_Task statement_
An exact copy of every record is needed.

### Records to process

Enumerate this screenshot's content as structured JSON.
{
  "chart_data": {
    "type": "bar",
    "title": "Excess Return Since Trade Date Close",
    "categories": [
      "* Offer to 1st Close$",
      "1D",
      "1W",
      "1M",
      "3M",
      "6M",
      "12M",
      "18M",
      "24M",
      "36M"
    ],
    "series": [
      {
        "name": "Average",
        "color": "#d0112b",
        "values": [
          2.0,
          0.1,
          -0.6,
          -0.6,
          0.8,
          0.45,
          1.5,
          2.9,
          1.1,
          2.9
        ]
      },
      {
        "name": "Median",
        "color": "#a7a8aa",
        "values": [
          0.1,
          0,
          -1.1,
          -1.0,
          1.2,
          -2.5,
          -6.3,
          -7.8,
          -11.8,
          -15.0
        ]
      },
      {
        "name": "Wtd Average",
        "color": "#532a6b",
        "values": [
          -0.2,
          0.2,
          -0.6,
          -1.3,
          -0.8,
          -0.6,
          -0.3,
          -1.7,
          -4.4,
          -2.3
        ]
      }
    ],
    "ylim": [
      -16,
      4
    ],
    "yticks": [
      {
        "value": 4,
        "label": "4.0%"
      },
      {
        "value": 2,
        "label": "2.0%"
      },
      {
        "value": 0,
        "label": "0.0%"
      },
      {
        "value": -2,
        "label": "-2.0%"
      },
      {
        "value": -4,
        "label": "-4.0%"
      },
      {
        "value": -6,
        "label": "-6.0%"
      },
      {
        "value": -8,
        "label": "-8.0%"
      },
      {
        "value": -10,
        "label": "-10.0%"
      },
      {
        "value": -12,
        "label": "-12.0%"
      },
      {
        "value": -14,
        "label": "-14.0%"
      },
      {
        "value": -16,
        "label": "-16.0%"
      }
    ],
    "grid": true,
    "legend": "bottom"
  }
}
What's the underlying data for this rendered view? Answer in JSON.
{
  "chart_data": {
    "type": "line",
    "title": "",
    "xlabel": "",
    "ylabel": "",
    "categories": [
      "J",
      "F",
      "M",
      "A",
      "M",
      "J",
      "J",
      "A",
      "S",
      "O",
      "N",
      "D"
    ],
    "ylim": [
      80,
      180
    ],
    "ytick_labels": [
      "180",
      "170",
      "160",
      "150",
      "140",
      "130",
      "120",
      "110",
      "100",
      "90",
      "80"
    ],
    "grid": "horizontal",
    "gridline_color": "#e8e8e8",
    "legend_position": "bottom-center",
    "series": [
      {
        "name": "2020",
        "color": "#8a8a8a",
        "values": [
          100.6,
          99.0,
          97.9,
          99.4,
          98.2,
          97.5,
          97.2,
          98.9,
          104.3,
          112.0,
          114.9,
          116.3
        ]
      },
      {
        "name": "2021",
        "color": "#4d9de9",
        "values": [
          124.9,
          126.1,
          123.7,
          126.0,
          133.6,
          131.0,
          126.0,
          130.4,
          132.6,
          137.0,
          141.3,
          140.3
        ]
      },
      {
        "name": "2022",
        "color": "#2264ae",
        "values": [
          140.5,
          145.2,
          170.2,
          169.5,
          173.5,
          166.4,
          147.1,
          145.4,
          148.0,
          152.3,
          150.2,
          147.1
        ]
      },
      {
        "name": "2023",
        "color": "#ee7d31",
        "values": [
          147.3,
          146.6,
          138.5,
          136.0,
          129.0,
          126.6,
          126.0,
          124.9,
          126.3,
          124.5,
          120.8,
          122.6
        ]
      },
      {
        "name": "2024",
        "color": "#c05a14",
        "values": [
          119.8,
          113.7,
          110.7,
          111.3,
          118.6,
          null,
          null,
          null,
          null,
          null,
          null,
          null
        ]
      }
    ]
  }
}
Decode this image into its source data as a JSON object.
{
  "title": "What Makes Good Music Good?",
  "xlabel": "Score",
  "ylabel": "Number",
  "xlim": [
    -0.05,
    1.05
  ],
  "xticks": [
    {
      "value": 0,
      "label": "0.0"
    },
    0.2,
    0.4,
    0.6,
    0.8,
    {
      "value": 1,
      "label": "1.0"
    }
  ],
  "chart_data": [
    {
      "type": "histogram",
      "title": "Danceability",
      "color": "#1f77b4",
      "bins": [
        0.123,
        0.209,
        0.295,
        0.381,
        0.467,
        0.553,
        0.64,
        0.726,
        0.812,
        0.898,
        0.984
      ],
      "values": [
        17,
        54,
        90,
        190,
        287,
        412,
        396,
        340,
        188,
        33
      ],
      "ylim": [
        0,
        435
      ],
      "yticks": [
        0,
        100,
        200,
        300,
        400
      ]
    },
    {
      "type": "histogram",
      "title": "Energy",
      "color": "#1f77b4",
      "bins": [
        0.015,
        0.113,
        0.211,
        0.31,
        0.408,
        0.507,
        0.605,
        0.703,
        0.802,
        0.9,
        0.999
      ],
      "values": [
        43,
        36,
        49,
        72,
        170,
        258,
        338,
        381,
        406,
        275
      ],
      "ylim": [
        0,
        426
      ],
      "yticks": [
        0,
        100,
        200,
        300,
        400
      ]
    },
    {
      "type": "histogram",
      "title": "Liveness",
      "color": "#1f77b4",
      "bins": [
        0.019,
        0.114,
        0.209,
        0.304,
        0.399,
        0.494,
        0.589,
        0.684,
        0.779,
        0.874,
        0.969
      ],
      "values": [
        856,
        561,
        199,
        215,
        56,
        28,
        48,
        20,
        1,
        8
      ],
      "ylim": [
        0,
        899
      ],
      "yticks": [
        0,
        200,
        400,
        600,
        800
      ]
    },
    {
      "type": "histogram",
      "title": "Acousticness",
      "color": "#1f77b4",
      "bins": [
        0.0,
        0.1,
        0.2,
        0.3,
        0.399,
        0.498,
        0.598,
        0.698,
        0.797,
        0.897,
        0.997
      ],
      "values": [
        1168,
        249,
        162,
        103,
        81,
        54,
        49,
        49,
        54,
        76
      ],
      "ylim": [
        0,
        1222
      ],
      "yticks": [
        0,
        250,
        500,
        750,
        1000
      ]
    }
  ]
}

######

_Written response_
Enumerate this screenshot's content as structured JSON.
{
  "chart_data": {
    "type": "bar",
    "title": "Excess Return Since Trade Date Close",
    "categories": [
      "* Offer to 1st Close$",
      "1D",
      "1W",
      "1M",
      "3M",
      "6M",
      "12M",
      "18M",
      "24M",
      "36M"
    ],
    "series": [
      {
        "name": "Average",
        "color": "#d0112b",
        "values": [
          2.0,
          0.1,
          -0.6,
          -0.6,
          0.8,
          0.45,
          1.5,
          2.9,
          1.1,
          2.9
        ]
      },
      {
        "name": "Median",
        "color": "#a7a8aa",
        "values": [
          0.1,
          0,
          -1.1,
          -1.0,
          1.2,
          -2.5,
          -6.3,
          -7.8,
          -11.8,
          -15.0
        ]
      },
      {
        "name": "Wtd Average",
        "color": "#532a6b",
        "values": [
          -0.2,
          0.2,
          -0.6,
          -1.3,
          -0.8,
          -0.6,
          -0.3,
          -1.7,
          -4.4,
          -2.3
        ]
      }
    ],
    "ylim": [
      -16,
      4
    ],
    "yticks": [
      {
        "value": 4,
        "label": "4.0%"
      },
      {
        "value": 2,
        "label": "2.0%"
      },
      {
        "value": 0,
        "label": "0.0%"
      },
      {
        "value": -2,
        "label": "-2.0%"
      },
      {
        "value": -4,
        "label": "-4.0%"
      },
      {
        "value": -6,
        "label": "-6.0%"
      },
      {
        "value": -8,
        "label": "-8.0%"
      },
      {
        "value": -10,
        "label": "-10.0%"
      },
      {
        "value": -12,
        "label": "-12.0%"
      },
      {
        "value": -14,
        "label": "-14.0%"
      },
      {
        "value": -16,
        "label": "-16.0%"
      }
    ],
    "grid": true,
    "legend": "bottom"
  }
}
What's the underlying data for this rendered view? Answer in JSON.
{
  "chart_data": {
    "type": "line",
    "title": "",
    "xlabel": "",
    "ylabel": "",
    "categories": [
      "J",
      "F",
      "M",
      "A",
      "M",
      "J",
      "J",
      "A",
      "S",
      "O",
      "N",
      "D"
    ],
    "ylim": [
      80,
      180
    ],
    "ytick_labels": [
      "180",
      "170",
      "160",
      "150",
      "140",
      "130",
      "120",
      "110",
      "100",
      "90",
      "80"
    ],
    "grid": "horizontal",
    "gridline_color": "#e8e8e8",
    "legend_position": "bottom-center",
    "series": [
      {
        "name": "2020",
        "color": "#8a8a8a",
        "values": [
          100.6,
          99.0,
          97.9,
          99.4,
          98.2,
          97.5,
          97.2,
          98.9,
          104.3,
          112.0,
          114.9,
          116.3
        ]
      },
      {
        "name": "2021",
        "color": "#4d9de9",
        "values": [
          124.9,
          126.1,
          123.7,
          126.0,
          133.6,
          131.0,
          126.0,
          130.4,
          132.6,
          137.0,
          141.3,
          140.3
        ]
      },
      {
        "name": "2022",
        "color": "#2264ae",
        "values": [
          140.5,
          145.2,
          170.2,
          169.5,
          173.5,
          166.4,
          147.1,
          145.4,
          148.0,
          152.3,
          150.2,
          147.1
        ]
      },
      {
        "name": "2023",
        "color": "#ee7d31",
        "values": [
          147.3,
          146.6,
          138.5,
          136.0,
          129.0,
          126.6,
          126.0,
          124.9,
          126.3,
          124.5,
          120.8,
          122.6
        ]
      },
      {
        "name": "2024",
        "color": "#c05a14",
        "values": [
          119.8,
          113.7,
          110.7,
          111.3,
          118.6,
          null,
          null,
          null,
          null,
          null,
          null,
          null
        ]
      }
    ]
  }
}
Decode this image into its source data as a JSON object.
{
  "title": "What Makes Good Music Good?",
  "xlabel": "Score",
  "ylabel": "Number",
  "xlim": [
    -0.05,
    1.05
  ],
  "xticks": [
    {
      "value": 0,
      "label": "0.0"
    },
    0.2,
    0.4,
    0.6,
    0.8,
    {
      "value": 1,
      "label": "1.0"
    }
  ],
  "chart_data": [
    {
      "type": "histogram",
      "title": "Danceability",
      "color": "#1f77b4",
      "bins": [
        0.123,
        0.209,
        0.295,
        0.381,
        0.467,
        0.553,
        0.64,
        0.726,
        0.812,
        0.898,
        0.984
      ],
      "values": [
        17,
        54,
        90,
        190,
        287,
        412,
        396,
        340,
        188,
        33
      ],
      "ylim": [
        0,
        435
      ],
      "yticks": [
        0,
        100,
        200,
        300,
        400
      ]
    },
    {
      "type": "histogram",
      "title": "Energy",
      "color": "#1f77b4",
      "bins": [
        0.015,
        0.113,
        0.211,
        0.31,
        0.408,
        0.507,
        0.605,
        0.703,
        0.802,
        0.9,
        0.999
      ],
      "values": [
        43,
        36,
        49,
        72,
        170,
        258,
        338,
        381,
        406,
        275
      ],
      "ylim": [
        0,
        426
      ],
      "yticks": [
        0,
        100,
        200,
        300,
        400
      ]
    },
    {
      "type": "histogram",
      "title": "Liveness",
      "color": "#1f77b4",
      "bins": [
        0.019,
        0.114,
        0.209,
        0.304,
        0.399,
        0.494,
        0.589,
        0.684,
        0.779,
        0.874,
        0.969
      ],
      "values": [
        856,
        561,
        199,
        215,
        56,
        28,
        48,
        20,
        1,
        8
      ],
      "ylim": [
        0,
        899
      ],
      "yticks": [
        0,
        200,
        400,
        600,
        800
      ]
    },
    {
      "type": "histogram",
      "title": "Acousticness",
      "color": "#1f77b4",
      "bins": [
        0.0,
        0.1,
        0.2,
        0.3,
        0.399,
        0.498,
        0.598,
        0.698,
        0.797,
        0.897,
        0.997
      ],
      "values": [
        1168,
        249,
        162,
        103,
        81,
        54,
        49,
        49,
        54,
        76
      ],
      "ylim": [
        0,
        1222
      ],
      "yticks": [
        0,
        250,
        500,
        750,
        1000
      ]
    }
  ]
}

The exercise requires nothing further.